[Some records]
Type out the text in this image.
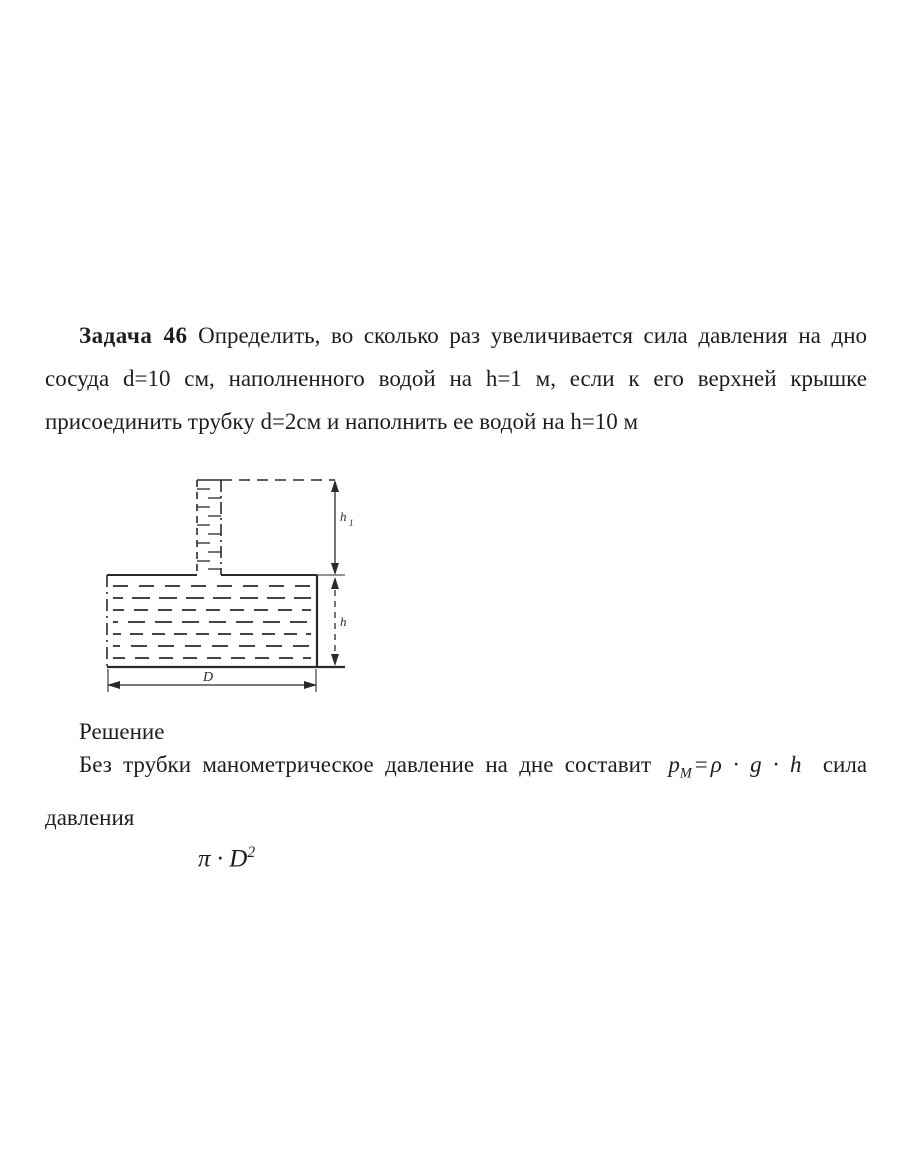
Задача 46 Определить, во сколько раз увеличивается сила давления на дно сосуда d=10 см, наполненного водой на h=1 м, если к его верхней крышке присоединить трубку d=2см и наполнить ее водой на h=10 м

h 1
h
D

Решение

Без трубки манометрическое давление на дне составит $p_M = \rho \cdot g \cdot h$ сила давления

$\pi \cdot D^2$
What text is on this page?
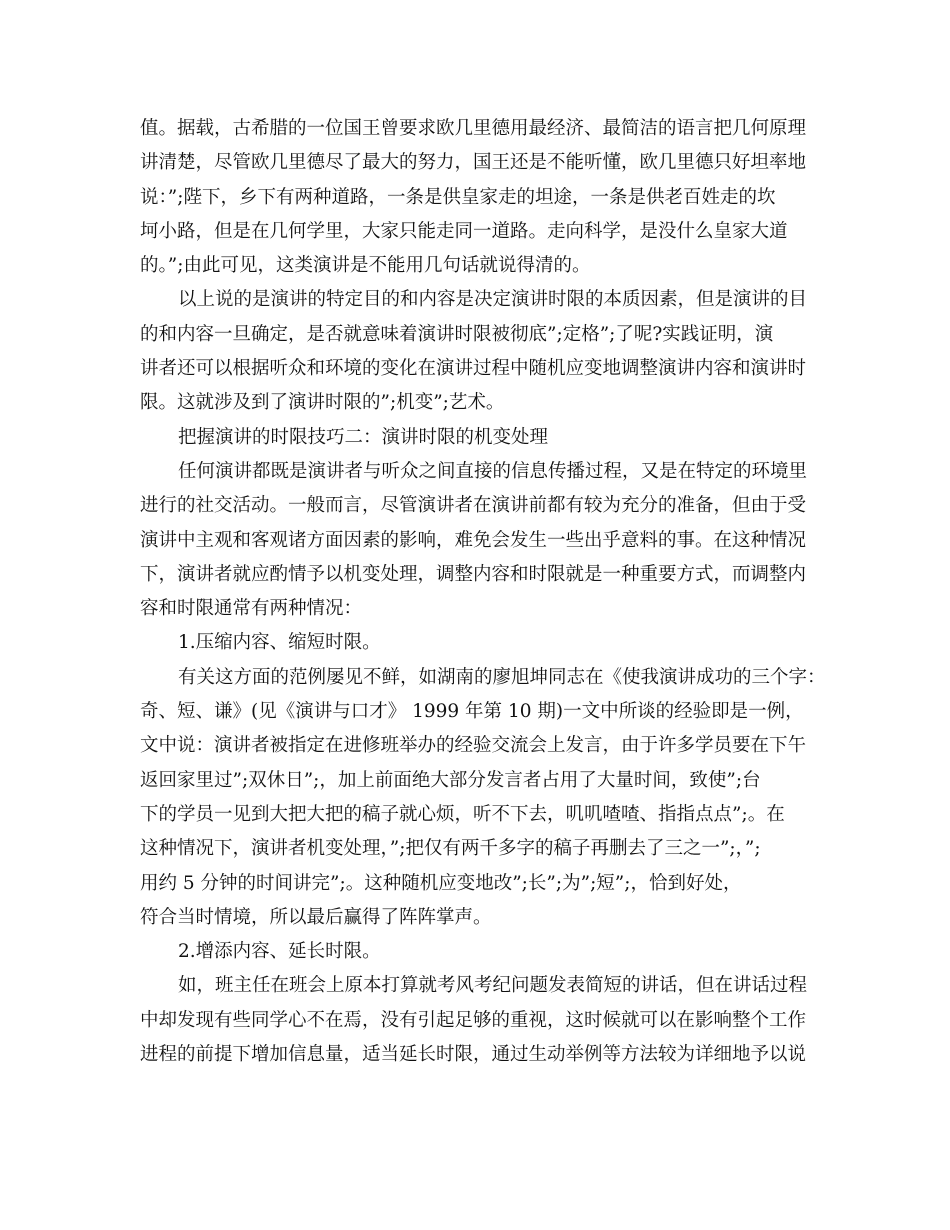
值。据载，古希腊的一位国王曾要求欧几里德用最经济、最简洁的语言把几何原理
讲清楚，尽管欧几里德尽了最大的努力，国王还是不能听懂，欧几里德只好坦率地
说：”;陛下，乡下有两种道路，一条是供皇家走的坦途，一条是供老百姓走的坎
坷小路，但是在几何学里，大家只能走同一道路。走向科学，是没什么皇家大道
的。”;由此可见，这类演讲是不能用几句话就说得清的。
以上说的是演讲的特定目的和内容是决定演讲时限的本质因素，但是演讲的目
的和内容一旦确定，是否就意味着演讲时限被彻底”;定格”;了呢?实践证明，演
讲者还可以根据听众和环境的变化在演讲过程中随机应变地调整演讲内容和演讲时
限。这就涉及到了演讲时限的”;机变”;艺术。
把握演讲的时限技巧二：演讲时限的机变处理
任何演讲都既是演讲者与听众之间直接的信息传播过程，又是在特定的环境里
进行的社交活动。一般而言，尽管演讲者在演讲前都有较为充分的准备，但由于受
演讲中主观和客观诸方面因素的影响，难免会发生一些出乎意料的事。在这种情况
下，演讲者就应酌情予以机变处理，调整内容和时限就是一种重要方式，而调整内
容和时限通常有两种情况：
1.压缩内容、缩短时限。
有关这方面的范例屡见不鲜，如湖南的廖旭坤同志在《使我演讲成功的三个字：
奇、短、谦》(见《演讲与口才》 1999 年第 10 期)一文中所谈的经验即是一例，
文中说：演讲者被指定在进修班举办的经验交流会上发言，由于许多学员要在下午
返回家里过”;双休日”;，加上前面绝大部分发言者占用了大量时间，致使”;台
下的学员一见到大把大把的稿子就心烦，听不下去，叽叽喳喳、指指点点”;。在
这种情况下，演讲者机变处理，”;把仅有两千多字的稿子再删去了三之一”;，”;
用约 5 分钟的时间讲完”;。这种随机应变地改”;长”;为”;短”;，恰到好处，
符合当时情境，所以最后赢得了阵阵掌声。
2.增添内容、延长时限。
如，班主任在班会上原本打算就考风考纪问题发表简短的讲话，但在讲话过程
中却发现有些同学心不在焉，没有引起足够的重视，这时候就可以在影响整个工作
进程的前提下增加信息量，适当延长时限，通过生动举例等方法较为详细地予以说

* Stated goal:
Above are the records; reproduce them exactly and leave out the pictures.

* Result of the exercise:
Type out the text in this image.
Задача 46 Определить, во сколько раз увеличивается сила давления на дно сосуда d=10 см, наполненного водой на h=1 м, если к его верхней крышке присоединить трубку d=2см и наполнить ее водой на h=10 м

h 1
h
D

Решение

Без трубки манометрическое давление на дне составит $p_M = \rho \cdot g \cdot h$ сила давления

$\pi \cdot D^2$
What text is on this page?
值。据载，古希腊的一位国王曾要求欧几里德用最经济、最简洁的语言把几何原理
讲清楚，尽管欧几里德尽了最大的努力，国王还是不能听懂，欧几里德只好坦率地
说：”;陛下，乡下有两种道路，一条是供皇家走的坦途，一条是供老百姓走的坎
坷小路，但是在几何学里，大家只能走同一道路。走向科学，是没什么皇家大道
的。”;由此可见，这类演讲是不能用几句话就说得清的。
以上说的是演讲的特定目的和内容是决定演讲时限的本质因素，但是演讲的目
的和内容一旦确定，是否就意味着演讲时限被彻底”;定格”;了呢?实践证明，演
讲者还可以根据听众和环境的变化在演讲过程中随机应变地调整演讲内容和演讲时
限。这就涉及到了演讲时限的”;机变”;艺术。
把握演讲的时限技巧二：演讲时限的机变处理
任何演讲都既是演讲者与听众之间直接的信息传播过程，又是在特定的环境里
进行的社交活动。一般而言，尽管演讲者在演讲前都有较为充分的准备，但由于受
演讲中主观和客观诸方面因素的影响，难免会发生一些出乎意料的事。在这种情况
下，演讲者就应酌情予以机变处理，调整内容和时限就是一种重要方式，而调整内
容和时限通常有两种情况：
1.压缩内容、缩短时限。
有关这方面的范例屡见不鲜，如湖南的廖旭坤同志在《使我演讲成功的三个字：
奇、短、谦》(见《演讲与口才》 1999 年第 10 期)一文中所谈的经验即是一例，
文中说：演讲者被指定在进修班举办的经验交流会上发言，由于许多学员要在下午
返回家里过”;双休日”;，加上前面绝大部分发言者占用了大量时间，致使”;台
下的学员一见到大把大把的稿子就心烦，听不下去，叽叽喳喳、指指点点”;。在
这种情况下，演讲者机变处理，”;把仅有两千多字的稿子再删去了三之一”;，”;
用约 5 分钟的时间讲完”;。这种随机应变地改”;长”;为”;短”;，恰到好处，
符合当时情境，所以最后赢得了阵阵掌声。
2.增添内容、延长时限。
如，班主任在班会上原本打算就考风考纪问题发表简短的讲话，但在讲话过程
中却发现有些同学心不在焉，没有引起足够的重视，这时候就可以在影响整个工作
进程的前提下增加信息量，适当延长时限，通过生动举例等方法较为详细地予以说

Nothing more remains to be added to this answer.